*** Supplied material
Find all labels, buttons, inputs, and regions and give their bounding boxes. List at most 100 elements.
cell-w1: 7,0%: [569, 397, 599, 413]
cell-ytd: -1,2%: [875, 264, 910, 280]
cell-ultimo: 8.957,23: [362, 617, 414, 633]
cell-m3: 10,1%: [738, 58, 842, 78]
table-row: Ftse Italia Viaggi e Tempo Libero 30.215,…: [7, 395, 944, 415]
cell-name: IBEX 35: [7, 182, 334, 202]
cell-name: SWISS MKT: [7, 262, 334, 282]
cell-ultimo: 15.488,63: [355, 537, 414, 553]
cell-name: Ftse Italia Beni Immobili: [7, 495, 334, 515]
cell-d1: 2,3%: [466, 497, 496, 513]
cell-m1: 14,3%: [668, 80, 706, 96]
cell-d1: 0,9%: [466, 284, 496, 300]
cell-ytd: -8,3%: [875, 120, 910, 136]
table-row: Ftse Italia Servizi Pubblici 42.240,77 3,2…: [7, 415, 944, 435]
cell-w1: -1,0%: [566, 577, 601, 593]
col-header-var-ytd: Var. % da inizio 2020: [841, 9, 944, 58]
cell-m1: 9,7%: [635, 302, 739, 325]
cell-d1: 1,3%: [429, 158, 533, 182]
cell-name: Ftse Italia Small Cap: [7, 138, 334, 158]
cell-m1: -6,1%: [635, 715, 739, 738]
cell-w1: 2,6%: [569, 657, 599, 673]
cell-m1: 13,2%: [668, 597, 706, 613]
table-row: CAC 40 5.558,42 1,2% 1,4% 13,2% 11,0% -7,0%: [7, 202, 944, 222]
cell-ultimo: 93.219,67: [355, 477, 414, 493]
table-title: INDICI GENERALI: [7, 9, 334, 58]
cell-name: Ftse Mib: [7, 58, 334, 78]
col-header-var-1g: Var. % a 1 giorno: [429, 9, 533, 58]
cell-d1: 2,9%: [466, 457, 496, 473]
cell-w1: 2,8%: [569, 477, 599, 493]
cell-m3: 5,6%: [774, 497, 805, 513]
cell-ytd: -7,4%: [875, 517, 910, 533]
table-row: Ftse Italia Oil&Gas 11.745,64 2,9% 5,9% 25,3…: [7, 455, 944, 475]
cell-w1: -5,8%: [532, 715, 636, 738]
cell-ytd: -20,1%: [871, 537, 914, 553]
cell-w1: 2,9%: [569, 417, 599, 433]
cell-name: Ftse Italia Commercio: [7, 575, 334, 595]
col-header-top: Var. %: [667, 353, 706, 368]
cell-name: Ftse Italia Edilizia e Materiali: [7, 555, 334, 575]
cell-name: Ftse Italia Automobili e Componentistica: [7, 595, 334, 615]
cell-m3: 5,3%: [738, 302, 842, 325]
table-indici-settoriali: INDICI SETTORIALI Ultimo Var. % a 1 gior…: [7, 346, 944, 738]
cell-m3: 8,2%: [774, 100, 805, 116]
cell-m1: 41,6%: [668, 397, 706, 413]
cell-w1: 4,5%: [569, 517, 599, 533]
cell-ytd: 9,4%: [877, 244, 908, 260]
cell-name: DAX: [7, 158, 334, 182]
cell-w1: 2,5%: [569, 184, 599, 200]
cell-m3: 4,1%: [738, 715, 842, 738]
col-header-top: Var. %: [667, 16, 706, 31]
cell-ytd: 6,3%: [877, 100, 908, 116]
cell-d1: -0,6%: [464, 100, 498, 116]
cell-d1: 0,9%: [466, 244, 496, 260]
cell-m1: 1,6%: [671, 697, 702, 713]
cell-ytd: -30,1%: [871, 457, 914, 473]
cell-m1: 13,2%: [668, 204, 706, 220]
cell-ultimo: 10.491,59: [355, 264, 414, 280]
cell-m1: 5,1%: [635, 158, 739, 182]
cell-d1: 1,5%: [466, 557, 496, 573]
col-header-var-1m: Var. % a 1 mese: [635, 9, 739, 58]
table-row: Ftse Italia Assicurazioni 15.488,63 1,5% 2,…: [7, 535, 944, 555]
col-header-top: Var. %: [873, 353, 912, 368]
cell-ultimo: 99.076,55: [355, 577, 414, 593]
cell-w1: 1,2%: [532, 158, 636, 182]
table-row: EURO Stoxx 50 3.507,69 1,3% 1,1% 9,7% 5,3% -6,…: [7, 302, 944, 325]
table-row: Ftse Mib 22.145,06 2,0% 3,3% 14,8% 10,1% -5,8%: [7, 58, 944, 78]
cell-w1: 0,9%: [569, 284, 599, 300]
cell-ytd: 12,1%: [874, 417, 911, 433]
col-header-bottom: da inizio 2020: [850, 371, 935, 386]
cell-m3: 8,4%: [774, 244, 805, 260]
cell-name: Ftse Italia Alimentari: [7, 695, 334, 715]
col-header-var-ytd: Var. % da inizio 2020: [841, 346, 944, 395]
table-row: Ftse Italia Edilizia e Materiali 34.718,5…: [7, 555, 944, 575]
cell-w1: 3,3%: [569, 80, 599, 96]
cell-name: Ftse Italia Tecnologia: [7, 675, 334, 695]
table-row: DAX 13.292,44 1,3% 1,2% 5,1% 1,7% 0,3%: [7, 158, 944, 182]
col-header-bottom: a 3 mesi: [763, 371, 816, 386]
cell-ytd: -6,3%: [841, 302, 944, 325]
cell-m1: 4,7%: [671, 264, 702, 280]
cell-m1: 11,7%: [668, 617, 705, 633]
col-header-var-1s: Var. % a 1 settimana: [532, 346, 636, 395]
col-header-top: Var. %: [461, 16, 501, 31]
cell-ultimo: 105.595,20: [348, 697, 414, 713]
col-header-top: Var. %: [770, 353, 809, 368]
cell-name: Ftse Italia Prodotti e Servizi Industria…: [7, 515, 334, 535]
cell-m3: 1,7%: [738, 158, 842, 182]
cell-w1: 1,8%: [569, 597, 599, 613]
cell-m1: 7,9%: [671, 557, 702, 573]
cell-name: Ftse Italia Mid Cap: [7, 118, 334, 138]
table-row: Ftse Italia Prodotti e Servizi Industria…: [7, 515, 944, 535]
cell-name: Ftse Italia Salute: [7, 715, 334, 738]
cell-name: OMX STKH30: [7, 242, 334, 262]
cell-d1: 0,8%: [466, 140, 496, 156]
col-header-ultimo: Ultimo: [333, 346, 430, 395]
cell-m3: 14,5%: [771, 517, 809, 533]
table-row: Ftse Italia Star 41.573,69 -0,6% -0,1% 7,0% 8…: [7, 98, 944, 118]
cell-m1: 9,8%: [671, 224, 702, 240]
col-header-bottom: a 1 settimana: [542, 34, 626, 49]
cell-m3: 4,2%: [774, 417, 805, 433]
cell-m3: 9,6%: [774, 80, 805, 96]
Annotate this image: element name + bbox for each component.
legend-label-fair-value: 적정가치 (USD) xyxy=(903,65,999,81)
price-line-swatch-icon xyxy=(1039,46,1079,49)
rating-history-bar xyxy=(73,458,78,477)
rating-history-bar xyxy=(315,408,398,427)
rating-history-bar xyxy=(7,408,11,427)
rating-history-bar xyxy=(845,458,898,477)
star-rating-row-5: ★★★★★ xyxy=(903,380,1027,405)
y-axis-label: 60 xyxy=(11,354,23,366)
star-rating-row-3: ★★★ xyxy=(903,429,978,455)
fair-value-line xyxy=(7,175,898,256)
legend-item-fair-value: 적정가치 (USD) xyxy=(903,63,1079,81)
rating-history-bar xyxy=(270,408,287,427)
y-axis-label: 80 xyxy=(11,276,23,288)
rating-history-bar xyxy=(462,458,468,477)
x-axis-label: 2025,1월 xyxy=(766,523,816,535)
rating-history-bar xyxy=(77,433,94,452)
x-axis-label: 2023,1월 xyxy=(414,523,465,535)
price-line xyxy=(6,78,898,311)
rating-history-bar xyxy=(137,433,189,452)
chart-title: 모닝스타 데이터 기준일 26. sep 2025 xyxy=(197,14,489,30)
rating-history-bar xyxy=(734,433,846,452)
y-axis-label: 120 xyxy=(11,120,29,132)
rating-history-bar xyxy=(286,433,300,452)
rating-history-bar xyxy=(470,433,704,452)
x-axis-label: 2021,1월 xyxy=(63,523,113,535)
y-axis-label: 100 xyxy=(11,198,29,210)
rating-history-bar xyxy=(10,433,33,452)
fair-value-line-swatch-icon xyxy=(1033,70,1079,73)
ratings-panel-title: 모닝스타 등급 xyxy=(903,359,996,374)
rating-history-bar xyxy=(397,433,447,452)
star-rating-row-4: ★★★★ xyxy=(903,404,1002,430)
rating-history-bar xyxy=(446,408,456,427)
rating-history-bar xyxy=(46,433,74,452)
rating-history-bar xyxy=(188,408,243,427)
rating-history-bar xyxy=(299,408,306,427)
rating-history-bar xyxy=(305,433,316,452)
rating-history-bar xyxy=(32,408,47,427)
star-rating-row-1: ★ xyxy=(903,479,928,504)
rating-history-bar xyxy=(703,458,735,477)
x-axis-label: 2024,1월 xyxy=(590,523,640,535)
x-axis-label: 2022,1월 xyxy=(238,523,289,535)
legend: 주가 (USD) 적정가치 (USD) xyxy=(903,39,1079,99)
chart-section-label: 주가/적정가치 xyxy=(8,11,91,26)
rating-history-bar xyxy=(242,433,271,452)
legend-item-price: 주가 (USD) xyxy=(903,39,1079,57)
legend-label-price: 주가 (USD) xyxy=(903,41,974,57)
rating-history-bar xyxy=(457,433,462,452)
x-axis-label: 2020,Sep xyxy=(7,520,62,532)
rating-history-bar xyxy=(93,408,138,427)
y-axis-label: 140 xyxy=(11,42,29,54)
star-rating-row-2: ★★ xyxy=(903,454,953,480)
******
▶ **Exercise directions**: Set down the records above, from the start through the line containing "col-header-top: Var. %: [667, 353, 706, 368]", reproducing them word for word, both ends included.

▶ **Problem solution**:
Find all labels, buttons, inputs, and regions and give their bounding boxes. List at most 100 elements.
cell-w1: 7,0%: [569, 397, 599, 413]
cell-ytd: -1,2%: [875, 264, 910, 280]
cell-ultimo: 8.957,23: [362, 617, 414, 633]
cell-m3: 10,1%: [738, 58, 842, 78]
table-row: Ftse Italia Viaggi e Tempo Libero 30.215,…: [7, 395, 944, 415]
cell-name: IBEX 35: [7, 182, 334, 202]
cell-name: SWISS MKT: [7, 262, 334, 282]
cell-ultimo: 15.488,63: [355, 537, 414, 553]
cell-name: Ftse Italia Beni Immobili: [7, 495, 334, 515]
cell-d1: 2,3%: [466, 497, 496, 513]
cell-m1: 14,3%: [668, 80, 706, 96]
cell-d1: 0,9%: [466, 284, 496, 300]
cell-ytd: -8,3%: [875, 120, 910, 136]
table-row: Ftse Italia Servizi Pubblici 42.240,77 3,2…: [7, 415, 944, 435]
cell-w1: -1,0%: [566, 577, 601, 593]
col-header-var-ytd: Var. % da inizio 2020: [841, 9, 944, 58]
cell-m1: 9,7%: [635, 302, 739, 325]
cell-d1: 1,3%: [429, 158, 533, 182]
cell-name: Ftse Italia Small Cap: [7, 138, 334, 158]
cell-m1: -6,1%: [635, 715, 739, 738]
cell-w1: 2,6%: [569, 657, 599, 673]
cell-m1: 13,2%: [668, 597, 706, 613]
table-row: CAC 40 5.558,42 1,2% 1,4% 13,2% 11,0% -7,0%: [7, 202, 944, 222]
cell-ultimo: 93.219,67: [355, 477, 414, 493]
table-title: INDICI GENERALI: [7, 9, 334, 58]
cell-name: Ftse Mib: [7, 58, 334, 78]
col-header-var-1g: Var. % a 1 giorno: [429, 9, 533, 58]
cell-d1: 2,9%: [466, 457, 496, 473]
cell-w1: 2,8%: [569, 477, 599, 493]
cell-m3: 5,6%: [774, 497, 805, 513]
cell-ytd: -7,4%: [875, 517, 910, 533]
table-row: Ftse Italia Oil&Gas 11.745,64 2,9% 5,9% 25,3…: [7, 455, 944, 475]
cell-w1: -5,8%: [532, 715, 636, 738]
cell-ytd: -20,1%: [871, 537, 914, 553]
cell-w1: 2,9%: [569, 417, 599, 433]
cell-name: Ftse Italia Commercio: [7, 575, 334, 595]
col-header-top: Var. %: [667, 353, 706, 368]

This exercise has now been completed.